• CONSIGNES
(A) Répondez à ces questions d'après l'entretien :
(i) Combien de marques Zalando propose-t-il aujourd'hui ?
(ii) Avec combien d'influenceurs locaux le programme d'ambassadeurs travaille-t-il en Belgique ?
(iii) À quelle date et à quelle occasion Kenneth Melchior interviendra-t-il ?
(B) Reproduisez sans rien changer le passage de l'entretien qui s'ouvre sur les mots « Depuis la semaine » et se ferme sur « avec le client? ».

*** TEXTE FOURNI ***

Depuis la semaine dernière, l’offre cosmétique de Zalando est disponible en Belgique. L’occasion, pour Gondola, de rencontrer Kenneth Melchior, Directeur Europe du Nord de l’e-commerçant. Il nous parle de l’évolution de la plateforme et des innovations à venir. Celui-ci interviendra le 16 mai prochain, lors du Gondola Day.

Comment Zalando a-t-il évolué en termes d’interaction avec le client?

En observant le développement de Zalando, je constate qu’un grand changement s’est produit. Si, dans le passé, nous nous concentrions sur la visibilité et l'ajout de nombreuses nouvelles marques et produits, nous nous concentrons désormais davantage sur l'inspiration. Aujourd’hui, nous avons près de 2.000 marques et environ 300.000 références : en d'autres termes, nous avons une sélection fixe. Mais il est parfois difficile de créer de l'inspiration.

Ce qui me paraît justement intéressant: nous travaillons avec des sources d'inspiration, ou des dits ‘influenceurs’, qui prennent de plus en plus d'importance de nos jours. En Belgique, par exemple, nous avons maintenant un programme d'ambassadeurs. Dans ce cadre, nous travaillons avec 8 à 10 influenceurs locaux populaires qui composent chacun 3 tenues, après quoi les clients peuvent acheter leur look. Nous en avons aussi une version technologique : l'"Algorithmic Fashion Companion", comme nous l'appelons.

Toutes ces initiatives entraînent un changement important. Après tout, nous recommandons un certain nombre de tenues aux consommateurs et nous les aidons vraiment à trouver le look qui leur convient. Bien sûr, il y a aussi la personnalisation en général. Cela accélère le processus de changement. Si vous êtes en Belgique, par exemple, nous vous recommandons certaines tenues, nous vous envoyons des e-mails en fonction du segment auquel vous appartenez... Nous guidons ainsi nos clients encore mieux qu'auparavant.

Cette guidance fait également référence à vos services…

Oui, en plus de cette personnalisation, il y a bien entendu nos services supplémentaires. Nous voulons aider nos consommateurs avec ce que j'appelle la partie « unwanted sizing ». Dans notre cas, il s'agit toujours de mode et c'est pourquoi nous voulons que nos clients essaient de nouvelles choses, commandent de nouveaux produits et se sentent bien dans leur peau. Mais cela demande également qu'ils décident eux-mêmes si les produits que nous leur proposons leur conviennent ou non. Par exemple, si une femme achète des chaussures, mais achète elle-même la mauvaise pointure et que, grâce à nos conseils, commande 3 ou 4 paires supplémentaires, que nous pensons légèrement plus étroites ou légèrement plus grandes et donc mieux adaptées à son pied, et qu’elle trouve finalement chaussure à son pied, alors nous avons réussi dans notre mission.

*** DONNÉES FOURNIES ***

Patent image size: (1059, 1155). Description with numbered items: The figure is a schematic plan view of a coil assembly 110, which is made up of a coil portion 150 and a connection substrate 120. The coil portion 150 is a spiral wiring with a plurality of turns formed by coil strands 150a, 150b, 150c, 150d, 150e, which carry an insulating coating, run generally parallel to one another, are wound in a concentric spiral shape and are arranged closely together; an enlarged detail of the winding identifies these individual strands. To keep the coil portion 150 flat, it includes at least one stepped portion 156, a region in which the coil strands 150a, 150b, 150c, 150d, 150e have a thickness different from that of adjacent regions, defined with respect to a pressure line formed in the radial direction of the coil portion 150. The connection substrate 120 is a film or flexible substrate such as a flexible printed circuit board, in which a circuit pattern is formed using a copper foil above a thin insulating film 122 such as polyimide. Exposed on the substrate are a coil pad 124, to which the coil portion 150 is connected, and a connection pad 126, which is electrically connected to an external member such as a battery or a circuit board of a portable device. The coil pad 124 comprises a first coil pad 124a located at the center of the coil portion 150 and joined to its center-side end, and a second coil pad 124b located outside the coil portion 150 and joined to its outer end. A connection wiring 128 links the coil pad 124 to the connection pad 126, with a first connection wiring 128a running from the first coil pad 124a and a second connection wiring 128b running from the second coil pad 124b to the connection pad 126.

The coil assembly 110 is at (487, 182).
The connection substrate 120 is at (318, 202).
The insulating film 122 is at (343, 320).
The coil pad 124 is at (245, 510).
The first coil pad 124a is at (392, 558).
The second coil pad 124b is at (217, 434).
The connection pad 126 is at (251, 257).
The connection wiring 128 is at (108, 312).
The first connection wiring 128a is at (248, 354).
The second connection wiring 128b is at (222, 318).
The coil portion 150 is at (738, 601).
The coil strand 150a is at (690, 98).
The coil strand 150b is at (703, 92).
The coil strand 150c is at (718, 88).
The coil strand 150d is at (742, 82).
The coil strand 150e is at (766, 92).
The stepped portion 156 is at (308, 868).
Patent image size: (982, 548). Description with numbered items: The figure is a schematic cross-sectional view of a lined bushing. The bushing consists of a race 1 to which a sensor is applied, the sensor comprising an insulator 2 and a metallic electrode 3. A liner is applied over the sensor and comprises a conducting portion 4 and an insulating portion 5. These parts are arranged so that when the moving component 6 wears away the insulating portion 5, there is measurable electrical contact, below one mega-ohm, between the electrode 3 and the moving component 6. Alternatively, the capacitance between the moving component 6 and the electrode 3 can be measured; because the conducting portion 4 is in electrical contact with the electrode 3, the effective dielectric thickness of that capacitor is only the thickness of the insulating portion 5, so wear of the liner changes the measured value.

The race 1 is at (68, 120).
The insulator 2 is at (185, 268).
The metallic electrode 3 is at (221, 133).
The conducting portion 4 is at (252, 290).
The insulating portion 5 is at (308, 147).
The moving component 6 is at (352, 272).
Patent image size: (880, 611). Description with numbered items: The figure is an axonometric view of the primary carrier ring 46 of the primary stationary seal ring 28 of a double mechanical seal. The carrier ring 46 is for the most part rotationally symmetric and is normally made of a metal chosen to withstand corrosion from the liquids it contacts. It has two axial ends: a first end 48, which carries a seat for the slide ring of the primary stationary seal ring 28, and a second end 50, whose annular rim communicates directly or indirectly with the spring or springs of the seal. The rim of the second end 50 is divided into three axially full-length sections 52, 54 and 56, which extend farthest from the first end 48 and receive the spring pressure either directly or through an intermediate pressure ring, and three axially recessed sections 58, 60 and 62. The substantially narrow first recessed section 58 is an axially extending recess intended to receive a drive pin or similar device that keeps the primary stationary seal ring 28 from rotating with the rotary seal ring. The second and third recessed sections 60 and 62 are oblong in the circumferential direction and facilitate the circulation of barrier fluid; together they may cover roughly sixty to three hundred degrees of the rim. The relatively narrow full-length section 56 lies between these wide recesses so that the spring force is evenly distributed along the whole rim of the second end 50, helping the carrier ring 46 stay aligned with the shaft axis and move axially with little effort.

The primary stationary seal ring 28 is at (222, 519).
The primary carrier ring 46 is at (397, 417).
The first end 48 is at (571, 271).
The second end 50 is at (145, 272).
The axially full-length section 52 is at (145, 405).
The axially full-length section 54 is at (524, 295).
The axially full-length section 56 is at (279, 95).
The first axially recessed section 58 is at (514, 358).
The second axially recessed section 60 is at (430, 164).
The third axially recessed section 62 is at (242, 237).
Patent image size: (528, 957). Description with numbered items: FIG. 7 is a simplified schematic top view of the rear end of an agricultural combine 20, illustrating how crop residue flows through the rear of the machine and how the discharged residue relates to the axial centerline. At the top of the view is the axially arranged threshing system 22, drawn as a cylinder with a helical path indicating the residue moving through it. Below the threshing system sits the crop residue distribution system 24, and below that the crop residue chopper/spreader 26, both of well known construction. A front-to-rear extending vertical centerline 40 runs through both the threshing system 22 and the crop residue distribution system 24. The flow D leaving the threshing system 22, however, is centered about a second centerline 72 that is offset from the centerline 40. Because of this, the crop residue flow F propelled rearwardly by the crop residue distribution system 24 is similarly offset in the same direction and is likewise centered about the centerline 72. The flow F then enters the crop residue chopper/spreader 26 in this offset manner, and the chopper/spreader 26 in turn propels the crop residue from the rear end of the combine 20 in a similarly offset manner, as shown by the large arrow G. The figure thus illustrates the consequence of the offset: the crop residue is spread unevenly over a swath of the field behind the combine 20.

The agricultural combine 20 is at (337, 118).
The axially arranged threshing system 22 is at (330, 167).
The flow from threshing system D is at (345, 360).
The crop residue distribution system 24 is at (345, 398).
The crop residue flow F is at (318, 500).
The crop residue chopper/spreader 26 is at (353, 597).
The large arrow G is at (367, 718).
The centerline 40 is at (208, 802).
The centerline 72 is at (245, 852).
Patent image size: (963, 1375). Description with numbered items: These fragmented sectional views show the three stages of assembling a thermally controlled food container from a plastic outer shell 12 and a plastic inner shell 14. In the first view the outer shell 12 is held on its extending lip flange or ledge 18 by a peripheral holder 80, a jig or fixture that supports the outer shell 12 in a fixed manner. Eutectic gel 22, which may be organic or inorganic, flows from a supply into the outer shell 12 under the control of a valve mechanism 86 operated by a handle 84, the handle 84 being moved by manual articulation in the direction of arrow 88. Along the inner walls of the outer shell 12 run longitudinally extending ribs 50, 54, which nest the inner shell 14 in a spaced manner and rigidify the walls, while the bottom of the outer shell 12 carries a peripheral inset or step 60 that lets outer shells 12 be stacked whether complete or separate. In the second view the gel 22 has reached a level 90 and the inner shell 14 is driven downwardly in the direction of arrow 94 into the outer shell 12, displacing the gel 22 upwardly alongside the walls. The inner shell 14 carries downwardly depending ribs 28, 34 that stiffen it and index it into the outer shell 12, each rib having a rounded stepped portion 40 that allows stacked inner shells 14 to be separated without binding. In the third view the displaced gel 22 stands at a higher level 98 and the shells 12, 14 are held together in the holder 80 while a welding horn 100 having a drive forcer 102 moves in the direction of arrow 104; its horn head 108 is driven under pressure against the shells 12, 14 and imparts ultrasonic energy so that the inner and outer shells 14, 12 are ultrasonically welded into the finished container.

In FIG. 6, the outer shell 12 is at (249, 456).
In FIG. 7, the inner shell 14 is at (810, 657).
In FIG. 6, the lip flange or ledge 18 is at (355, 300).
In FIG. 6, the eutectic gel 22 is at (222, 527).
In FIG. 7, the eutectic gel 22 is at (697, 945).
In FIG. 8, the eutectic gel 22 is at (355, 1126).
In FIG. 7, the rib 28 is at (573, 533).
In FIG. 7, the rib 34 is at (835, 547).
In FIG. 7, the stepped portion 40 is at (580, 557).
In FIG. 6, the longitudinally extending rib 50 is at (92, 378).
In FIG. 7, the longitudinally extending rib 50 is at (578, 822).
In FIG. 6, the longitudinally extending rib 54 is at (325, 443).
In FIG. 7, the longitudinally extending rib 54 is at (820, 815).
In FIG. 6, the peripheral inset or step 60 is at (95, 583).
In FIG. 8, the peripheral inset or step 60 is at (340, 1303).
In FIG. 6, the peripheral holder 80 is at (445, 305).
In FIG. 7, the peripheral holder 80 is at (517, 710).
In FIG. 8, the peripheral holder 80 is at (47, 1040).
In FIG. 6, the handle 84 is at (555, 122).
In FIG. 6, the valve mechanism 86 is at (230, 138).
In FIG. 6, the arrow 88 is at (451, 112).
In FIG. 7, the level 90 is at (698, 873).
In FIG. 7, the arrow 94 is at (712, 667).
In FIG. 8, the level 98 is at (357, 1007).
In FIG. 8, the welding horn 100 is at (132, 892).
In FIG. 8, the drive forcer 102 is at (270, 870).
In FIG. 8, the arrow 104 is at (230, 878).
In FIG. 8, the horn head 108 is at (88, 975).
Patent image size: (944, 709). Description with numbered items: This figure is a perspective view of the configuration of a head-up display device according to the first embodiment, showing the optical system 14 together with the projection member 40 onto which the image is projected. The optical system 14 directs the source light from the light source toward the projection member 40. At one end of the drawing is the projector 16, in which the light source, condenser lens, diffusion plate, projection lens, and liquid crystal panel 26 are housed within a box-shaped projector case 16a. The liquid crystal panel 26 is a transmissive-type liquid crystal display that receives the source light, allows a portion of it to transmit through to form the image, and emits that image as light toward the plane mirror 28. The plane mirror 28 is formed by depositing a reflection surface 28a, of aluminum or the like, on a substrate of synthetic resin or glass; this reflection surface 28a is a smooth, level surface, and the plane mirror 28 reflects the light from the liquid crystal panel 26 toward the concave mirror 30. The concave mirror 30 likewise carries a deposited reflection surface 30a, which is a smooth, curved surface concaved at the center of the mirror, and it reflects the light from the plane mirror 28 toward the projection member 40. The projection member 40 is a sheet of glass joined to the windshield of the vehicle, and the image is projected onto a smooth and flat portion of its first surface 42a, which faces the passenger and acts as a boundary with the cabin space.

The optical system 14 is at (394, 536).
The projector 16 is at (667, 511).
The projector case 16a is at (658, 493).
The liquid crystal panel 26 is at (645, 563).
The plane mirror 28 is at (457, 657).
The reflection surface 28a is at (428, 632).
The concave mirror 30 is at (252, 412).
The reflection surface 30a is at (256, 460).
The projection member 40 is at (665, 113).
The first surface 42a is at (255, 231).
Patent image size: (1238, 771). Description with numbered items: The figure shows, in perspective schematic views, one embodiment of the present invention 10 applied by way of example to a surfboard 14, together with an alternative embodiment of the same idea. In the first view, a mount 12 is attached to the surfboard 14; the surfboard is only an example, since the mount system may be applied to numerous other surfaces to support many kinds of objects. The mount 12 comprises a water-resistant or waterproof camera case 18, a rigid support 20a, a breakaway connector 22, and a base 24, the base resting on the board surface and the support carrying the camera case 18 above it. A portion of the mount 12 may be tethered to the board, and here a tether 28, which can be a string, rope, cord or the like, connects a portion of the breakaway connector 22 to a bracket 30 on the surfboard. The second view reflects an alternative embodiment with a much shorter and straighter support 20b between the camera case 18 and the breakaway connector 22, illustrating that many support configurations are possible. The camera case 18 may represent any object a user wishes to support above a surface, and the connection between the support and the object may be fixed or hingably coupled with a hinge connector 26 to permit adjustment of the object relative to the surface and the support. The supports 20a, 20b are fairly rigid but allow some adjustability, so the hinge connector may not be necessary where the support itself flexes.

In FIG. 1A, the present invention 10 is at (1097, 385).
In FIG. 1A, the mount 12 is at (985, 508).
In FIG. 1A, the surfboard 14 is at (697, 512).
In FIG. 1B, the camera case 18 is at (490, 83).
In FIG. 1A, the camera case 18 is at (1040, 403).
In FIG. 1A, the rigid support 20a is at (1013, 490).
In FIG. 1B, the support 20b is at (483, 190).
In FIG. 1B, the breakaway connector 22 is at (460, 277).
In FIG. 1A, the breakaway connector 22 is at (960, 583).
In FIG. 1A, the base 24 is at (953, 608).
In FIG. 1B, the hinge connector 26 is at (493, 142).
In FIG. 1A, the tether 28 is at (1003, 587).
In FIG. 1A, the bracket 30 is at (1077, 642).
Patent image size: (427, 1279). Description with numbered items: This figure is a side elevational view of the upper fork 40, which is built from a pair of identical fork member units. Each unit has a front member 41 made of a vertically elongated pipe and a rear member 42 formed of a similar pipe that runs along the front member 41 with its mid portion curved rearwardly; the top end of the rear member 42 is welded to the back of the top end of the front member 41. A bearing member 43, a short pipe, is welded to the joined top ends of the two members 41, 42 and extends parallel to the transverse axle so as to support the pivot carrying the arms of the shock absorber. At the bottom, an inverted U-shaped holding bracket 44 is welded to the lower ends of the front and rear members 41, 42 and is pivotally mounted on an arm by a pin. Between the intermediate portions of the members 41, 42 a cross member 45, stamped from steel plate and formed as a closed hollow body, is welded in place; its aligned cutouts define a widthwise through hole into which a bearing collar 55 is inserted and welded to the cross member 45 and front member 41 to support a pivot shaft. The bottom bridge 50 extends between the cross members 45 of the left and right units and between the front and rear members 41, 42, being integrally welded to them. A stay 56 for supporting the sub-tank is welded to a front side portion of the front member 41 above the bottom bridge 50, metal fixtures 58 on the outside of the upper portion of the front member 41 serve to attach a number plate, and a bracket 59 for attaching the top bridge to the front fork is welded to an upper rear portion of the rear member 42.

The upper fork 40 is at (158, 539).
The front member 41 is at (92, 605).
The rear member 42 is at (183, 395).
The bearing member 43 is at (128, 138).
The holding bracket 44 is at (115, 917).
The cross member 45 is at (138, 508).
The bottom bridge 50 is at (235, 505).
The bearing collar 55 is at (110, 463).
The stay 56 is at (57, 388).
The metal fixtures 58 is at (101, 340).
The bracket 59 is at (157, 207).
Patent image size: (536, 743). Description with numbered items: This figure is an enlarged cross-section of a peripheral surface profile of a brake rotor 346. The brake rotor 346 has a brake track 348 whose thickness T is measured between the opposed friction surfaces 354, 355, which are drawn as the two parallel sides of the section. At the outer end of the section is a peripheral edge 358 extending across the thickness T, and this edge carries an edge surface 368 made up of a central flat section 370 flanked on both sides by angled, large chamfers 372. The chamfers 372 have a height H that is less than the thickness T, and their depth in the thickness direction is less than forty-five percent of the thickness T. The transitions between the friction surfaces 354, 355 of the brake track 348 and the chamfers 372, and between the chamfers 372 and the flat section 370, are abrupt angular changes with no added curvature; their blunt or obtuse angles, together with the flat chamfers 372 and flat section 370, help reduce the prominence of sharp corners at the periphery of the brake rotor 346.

***

• CORRIGÉS
(A)
(i) Près de 2.000 marques.
(ii) Avec 8 à 10 influenceurs locaux populaires.
(iii) Le 16 mai prochain, lors du Gondola Day.

(B)
Depuis la semaine dernière, l’offre cosmétique de Zalando est disponible en Belgique. L’occasion, pour Gondola, de rencontrer Kenneth Melchior, Directeur Europe du Nord de l’e-commerçant. Il nous parle de l’évolution de la plateforme et des innovations à venir. Celui-ci interviendra le 16 mai prochain, lors du Gondola Day.

Comment Zalando a-t-il évolué en termes d’interaction avec le client?